(Dataset items)
──────

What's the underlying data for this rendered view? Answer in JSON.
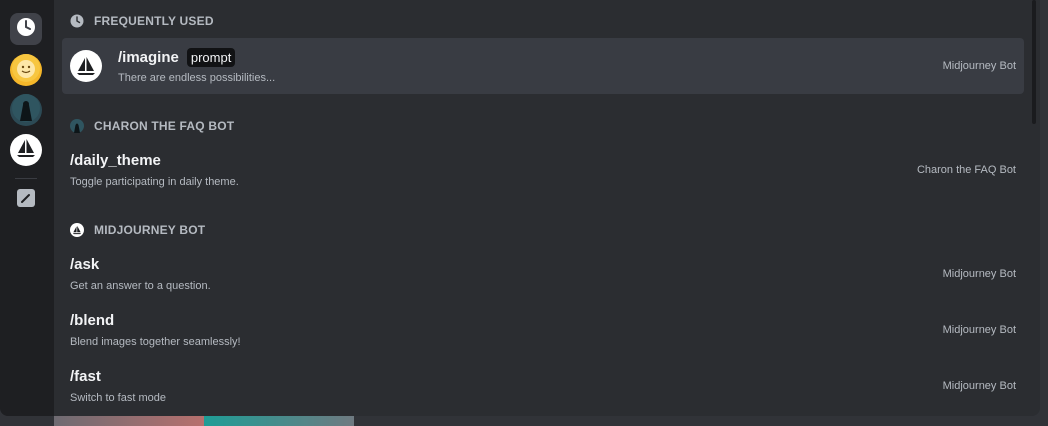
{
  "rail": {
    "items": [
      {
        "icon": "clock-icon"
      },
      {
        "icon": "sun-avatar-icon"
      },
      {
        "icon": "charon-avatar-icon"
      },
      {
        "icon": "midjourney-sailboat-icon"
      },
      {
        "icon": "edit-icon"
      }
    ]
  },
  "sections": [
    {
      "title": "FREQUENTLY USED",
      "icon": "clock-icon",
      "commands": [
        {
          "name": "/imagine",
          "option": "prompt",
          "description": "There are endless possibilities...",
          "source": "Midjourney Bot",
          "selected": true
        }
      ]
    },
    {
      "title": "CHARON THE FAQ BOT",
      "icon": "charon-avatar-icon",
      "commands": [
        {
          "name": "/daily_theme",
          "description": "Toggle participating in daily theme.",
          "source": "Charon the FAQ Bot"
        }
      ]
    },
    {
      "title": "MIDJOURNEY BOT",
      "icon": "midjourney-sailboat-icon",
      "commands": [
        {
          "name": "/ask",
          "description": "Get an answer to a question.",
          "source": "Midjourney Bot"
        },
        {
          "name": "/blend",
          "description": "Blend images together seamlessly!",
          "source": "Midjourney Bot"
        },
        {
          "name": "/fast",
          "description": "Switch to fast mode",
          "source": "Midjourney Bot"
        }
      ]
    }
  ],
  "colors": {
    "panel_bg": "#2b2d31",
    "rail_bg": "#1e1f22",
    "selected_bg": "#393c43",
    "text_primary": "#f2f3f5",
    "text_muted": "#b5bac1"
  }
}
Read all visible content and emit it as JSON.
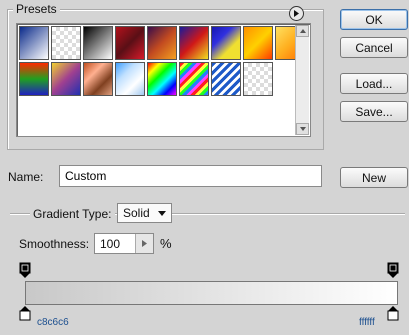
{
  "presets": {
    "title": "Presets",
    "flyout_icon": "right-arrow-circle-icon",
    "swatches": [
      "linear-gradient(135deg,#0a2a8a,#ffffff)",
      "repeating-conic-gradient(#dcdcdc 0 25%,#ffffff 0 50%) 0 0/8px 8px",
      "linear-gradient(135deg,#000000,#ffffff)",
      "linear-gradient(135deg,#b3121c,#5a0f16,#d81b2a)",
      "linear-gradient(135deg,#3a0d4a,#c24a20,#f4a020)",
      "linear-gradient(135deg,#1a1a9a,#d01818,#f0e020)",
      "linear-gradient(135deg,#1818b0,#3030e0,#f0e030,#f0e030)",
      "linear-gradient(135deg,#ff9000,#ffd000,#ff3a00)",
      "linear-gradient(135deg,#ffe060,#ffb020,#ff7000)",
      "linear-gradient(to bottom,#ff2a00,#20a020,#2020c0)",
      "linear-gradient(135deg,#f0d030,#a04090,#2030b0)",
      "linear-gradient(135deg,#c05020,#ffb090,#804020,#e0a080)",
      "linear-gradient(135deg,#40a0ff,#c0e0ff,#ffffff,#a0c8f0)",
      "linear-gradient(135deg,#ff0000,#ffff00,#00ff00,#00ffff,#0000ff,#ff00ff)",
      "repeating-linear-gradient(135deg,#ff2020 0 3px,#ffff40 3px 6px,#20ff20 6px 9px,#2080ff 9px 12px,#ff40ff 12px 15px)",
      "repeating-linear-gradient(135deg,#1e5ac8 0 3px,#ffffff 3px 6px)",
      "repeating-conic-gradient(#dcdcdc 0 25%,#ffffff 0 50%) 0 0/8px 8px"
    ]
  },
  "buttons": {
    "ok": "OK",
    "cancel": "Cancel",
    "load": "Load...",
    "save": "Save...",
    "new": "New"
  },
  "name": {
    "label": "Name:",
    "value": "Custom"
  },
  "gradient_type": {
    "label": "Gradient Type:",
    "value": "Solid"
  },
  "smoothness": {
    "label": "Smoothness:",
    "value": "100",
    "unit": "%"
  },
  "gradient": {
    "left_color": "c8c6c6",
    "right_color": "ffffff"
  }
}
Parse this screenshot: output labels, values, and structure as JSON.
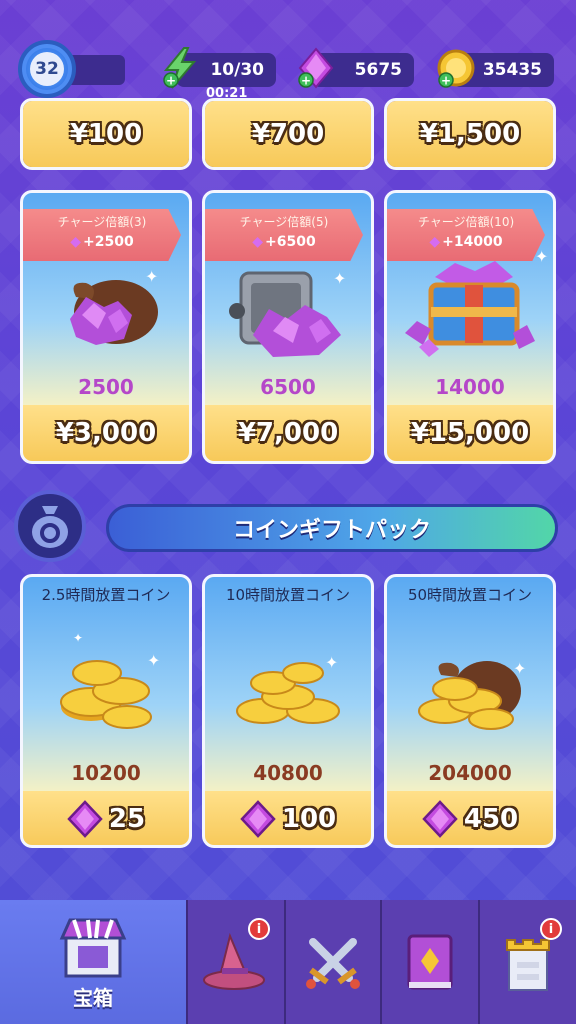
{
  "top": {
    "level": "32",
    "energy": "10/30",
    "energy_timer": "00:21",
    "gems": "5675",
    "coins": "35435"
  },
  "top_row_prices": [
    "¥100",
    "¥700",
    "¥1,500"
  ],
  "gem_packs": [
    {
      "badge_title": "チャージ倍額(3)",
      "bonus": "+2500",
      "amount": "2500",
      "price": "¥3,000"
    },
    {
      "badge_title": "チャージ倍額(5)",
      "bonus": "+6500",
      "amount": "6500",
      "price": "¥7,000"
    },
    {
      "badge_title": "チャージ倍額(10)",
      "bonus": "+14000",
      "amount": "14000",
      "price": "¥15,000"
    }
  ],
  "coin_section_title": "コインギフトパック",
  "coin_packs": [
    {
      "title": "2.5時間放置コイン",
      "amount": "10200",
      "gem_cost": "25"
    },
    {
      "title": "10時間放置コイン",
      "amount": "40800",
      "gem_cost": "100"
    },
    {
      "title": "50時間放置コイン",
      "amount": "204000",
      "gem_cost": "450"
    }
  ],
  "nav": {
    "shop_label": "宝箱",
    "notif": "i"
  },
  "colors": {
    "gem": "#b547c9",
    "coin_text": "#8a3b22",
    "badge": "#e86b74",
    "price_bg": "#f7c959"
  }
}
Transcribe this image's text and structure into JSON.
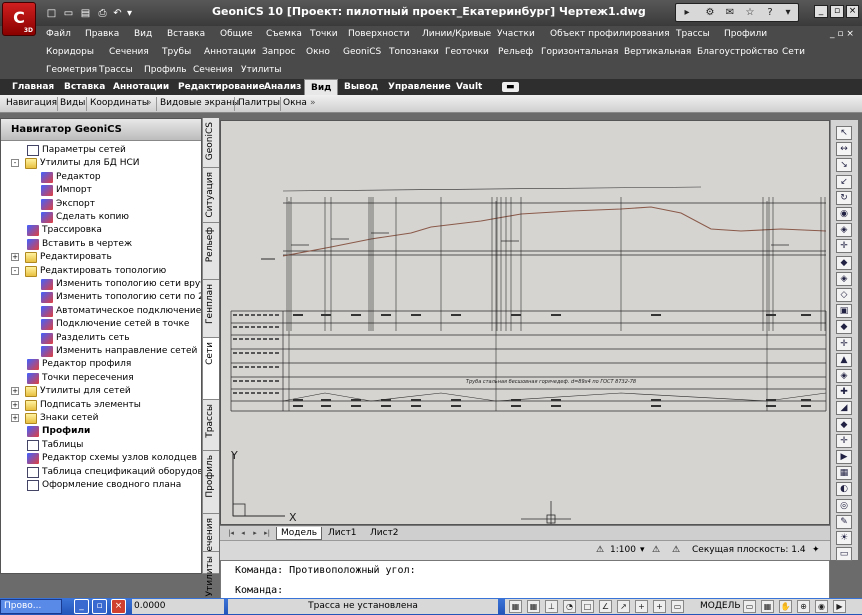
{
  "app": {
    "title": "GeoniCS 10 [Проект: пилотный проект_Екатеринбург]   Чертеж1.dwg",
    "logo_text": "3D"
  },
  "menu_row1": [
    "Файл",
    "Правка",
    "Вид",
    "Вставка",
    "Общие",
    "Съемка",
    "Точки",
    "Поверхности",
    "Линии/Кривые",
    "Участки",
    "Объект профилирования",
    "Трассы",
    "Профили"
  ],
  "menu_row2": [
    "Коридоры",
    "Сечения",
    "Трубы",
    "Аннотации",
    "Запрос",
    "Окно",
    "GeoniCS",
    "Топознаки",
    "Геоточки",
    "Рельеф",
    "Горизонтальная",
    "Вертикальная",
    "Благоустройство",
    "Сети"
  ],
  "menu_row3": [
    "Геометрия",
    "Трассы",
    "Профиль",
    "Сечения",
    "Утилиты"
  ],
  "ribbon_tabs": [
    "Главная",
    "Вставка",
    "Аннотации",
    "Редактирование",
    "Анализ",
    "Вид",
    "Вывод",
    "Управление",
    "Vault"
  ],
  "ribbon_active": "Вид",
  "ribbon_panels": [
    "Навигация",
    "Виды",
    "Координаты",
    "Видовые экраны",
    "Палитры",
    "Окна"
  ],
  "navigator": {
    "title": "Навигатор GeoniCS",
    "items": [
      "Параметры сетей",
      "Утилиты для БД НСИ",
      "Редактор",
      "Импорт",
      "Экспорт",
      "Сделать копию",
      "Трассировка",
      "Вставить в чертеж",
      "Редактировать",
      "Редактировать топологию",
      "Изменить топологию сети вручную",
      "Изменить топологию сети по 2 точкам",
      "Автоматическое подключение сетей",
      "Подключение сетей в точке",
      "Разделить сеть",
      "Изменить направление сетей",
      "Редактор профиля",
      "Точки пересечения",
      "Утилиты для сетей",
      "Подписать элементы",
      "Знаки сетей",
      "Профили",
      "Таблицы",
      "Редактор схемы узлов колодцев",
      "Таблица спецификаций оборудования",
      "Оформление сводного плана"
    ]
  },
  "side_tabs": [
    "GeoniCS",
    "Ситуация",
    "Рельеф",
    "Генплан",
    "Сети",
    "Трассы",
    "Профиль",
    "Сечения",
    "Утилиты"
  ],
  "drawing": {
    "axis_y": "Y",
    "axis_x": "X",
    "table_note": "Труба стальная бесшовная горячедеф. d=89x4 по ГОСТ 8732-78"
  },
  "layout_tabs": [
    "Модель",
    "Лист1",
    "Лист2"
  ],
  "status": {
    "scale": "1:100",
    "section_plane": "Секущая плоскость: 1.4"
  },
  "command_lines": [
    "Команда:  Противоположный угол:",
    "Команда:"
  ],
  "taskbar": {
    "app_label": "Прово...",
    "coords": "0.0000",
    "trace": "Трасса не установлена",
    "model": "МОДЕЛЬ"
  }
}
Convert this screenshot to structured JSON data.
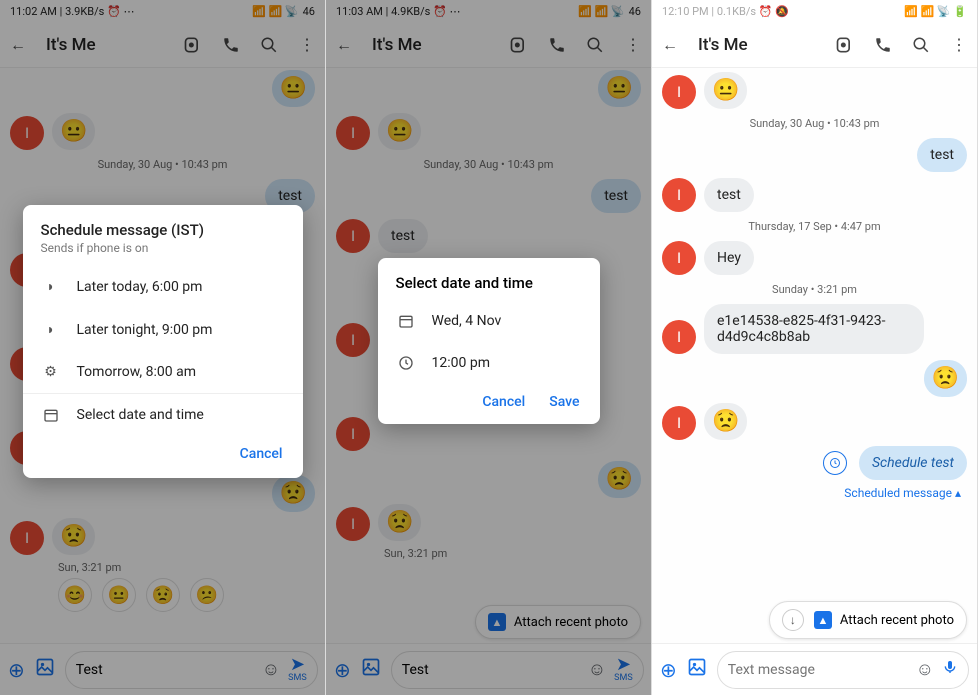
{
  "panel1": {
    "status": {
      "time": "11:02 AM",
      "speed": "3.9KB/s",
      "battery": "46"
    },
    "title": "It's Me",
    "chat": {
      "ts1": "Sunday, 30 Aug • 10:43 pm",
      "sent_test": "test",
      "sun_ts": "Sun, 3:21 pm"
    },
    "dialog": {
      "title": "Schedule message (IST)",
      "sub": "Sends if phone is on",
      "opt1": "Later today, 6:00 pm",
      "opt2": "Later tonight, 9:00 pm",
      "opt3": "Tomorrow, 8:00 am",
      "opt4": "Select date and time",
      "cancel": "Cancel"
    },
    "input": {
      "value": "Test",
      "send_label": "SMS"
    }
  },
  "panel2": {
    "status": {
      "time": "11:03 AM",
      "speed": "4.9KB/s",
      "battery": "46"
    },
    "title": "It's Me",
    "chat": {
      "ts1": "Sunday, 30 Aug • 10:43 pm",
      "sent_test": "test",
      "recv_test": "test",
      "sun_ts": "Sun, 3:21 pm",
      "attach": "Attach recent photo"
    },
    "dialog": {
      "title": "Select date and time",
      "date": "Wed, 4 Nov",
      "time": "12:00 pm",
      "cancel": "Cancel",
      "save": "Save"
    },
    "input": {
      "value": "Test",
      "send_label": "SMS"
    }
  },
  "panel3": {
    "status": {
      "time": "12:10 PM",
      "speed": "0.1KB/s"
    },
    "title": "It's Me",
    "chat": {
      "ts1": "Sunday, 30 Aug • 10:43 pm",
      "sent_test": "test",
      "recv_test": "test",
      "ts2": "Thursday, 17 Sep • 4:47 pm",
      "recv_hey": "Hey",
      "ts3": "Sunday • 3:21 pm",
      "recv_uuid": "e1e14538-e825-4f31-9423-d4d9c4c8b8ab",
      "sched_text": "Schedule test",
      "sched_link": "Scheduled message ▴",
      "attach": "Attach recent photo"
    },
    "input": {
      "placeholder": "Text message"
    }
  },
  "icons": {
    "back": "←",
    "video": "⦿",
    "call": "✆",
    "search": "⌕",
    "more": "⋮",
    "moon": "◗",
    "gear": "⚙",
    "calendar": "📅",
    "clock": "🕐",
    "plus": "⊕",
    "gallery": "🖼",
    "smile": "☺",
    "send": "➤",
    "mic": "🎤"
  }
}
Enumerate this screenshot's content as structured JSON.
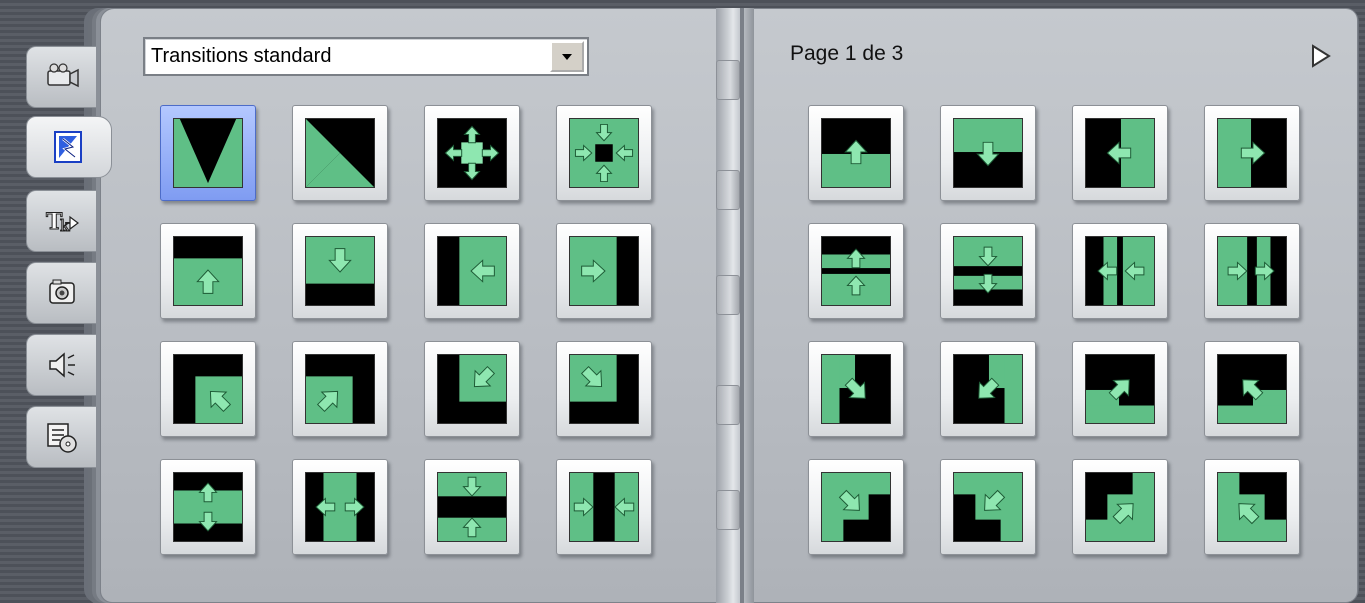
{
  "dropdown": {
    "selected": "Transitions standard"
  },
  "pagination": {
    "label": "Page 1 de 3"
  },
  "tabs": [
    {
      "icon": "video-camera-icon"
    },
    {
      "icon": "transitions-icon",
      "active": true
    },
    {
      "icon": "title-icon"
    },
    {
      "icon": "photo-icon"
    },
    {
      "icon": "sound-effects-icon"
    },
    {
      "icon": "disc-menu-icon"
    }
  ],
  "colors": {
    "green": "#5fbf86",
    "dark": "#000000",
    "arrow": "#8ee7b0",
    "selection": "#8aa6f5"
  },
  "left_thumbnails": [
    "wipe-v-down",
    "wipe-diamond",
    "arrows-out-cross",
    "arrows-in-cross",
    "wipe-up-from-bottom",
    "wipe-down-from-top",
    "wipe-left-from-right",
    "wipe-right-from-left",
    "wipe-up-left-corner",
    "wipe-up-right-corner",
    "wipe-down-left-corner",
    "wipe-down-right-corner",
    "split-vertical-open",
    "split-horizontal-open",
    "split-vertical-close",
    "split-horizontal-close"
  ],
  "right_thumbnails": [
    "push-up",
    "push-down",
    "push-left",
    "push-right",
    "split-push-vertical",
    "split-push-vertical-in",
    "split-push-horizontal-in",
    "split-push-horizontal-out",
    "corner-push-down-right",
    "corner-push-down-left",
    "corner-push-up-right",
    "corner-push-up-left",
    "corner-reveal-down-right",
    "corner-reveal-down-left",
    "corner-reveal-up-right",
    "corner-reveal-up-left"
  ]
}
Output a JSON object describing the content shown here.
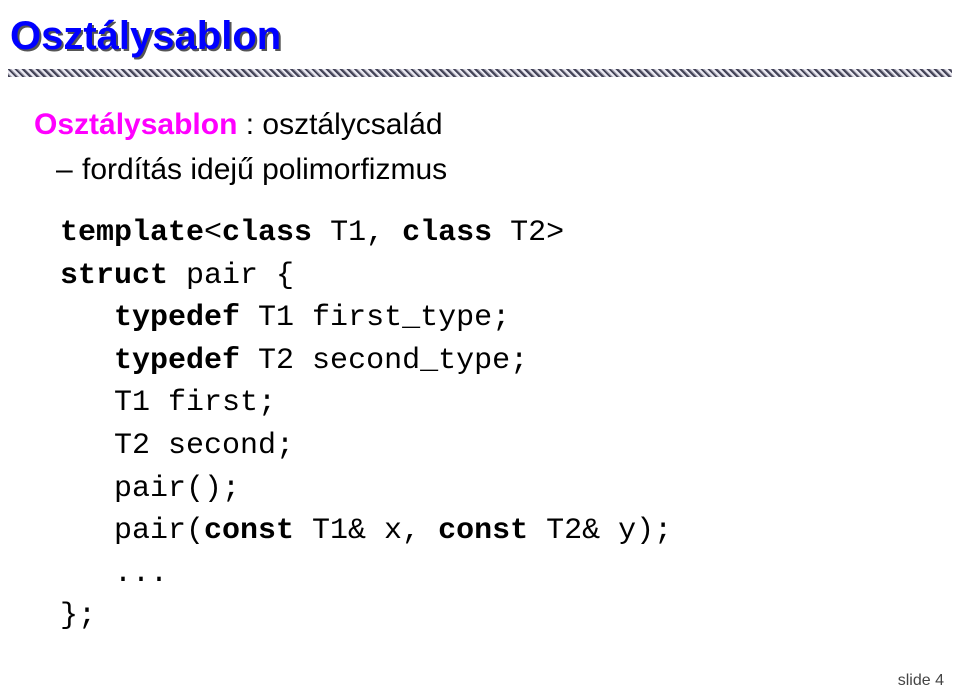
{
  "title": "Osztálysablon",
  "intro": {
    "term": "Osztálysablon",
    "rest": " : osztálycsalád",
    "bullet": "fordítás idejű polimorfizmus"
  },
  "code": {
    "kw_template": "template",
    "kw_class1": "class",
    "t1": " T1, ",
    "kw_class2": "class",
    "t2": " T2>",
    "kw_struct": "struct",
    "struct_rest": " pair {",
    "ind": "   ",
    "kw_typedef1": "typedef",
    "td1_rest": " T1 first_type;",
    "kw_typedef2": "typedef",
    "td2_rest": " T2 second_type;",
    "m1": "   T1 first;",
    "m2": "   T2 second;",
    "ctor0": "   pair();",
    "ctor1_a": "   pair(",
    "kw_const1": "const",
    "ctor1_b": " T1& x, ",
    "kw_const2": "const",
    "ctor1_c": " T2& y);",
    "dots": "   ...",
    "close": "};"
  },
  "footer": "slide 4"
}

──────

TO DO = Only the lines from the one containing "Output a JSON" through the last line of the records above should be repeated, exactly and without pictures.

OUTPUT OF THE TASK =
Output a JSON object describing the content shown here.
{
  "title": "Osztálysablon",
  "intro": {
    "term": "Osztálysablon",
    "rest": " : osztálycsalád",
    "bullet": "fordítás idejű polimorfizmus"
  },
  "code": {
    "kw_template": "template",
    "kw_class1": "class",
    "t1": " T1, ",
    "kw_class2": "class",
    "t2": " T2>",
    "kw_struct": "struct",
    "struct_rest": " pair {",
    "ind": "   ",
    "kw_typedef1": "typedef",
    "td1_rest": " T1 first_type;",
    "kw_typedef2": "typedef",
    "td2_rest": " T2 second_type;",
    "m1": "   T1 first;",
    "m2": "   T2 second;",
    "ctor0": "   pair();",
    "ctor1_a": "   pair(",
    "kw_const1": "const",
    "ctor1_b": " T1& x, ",
    "kw_const2": "const",
    "ctor1_c": " T2& y);",
    "dots": "   ...",
    "close": "};"
  },
  "footer": "slide 4"
}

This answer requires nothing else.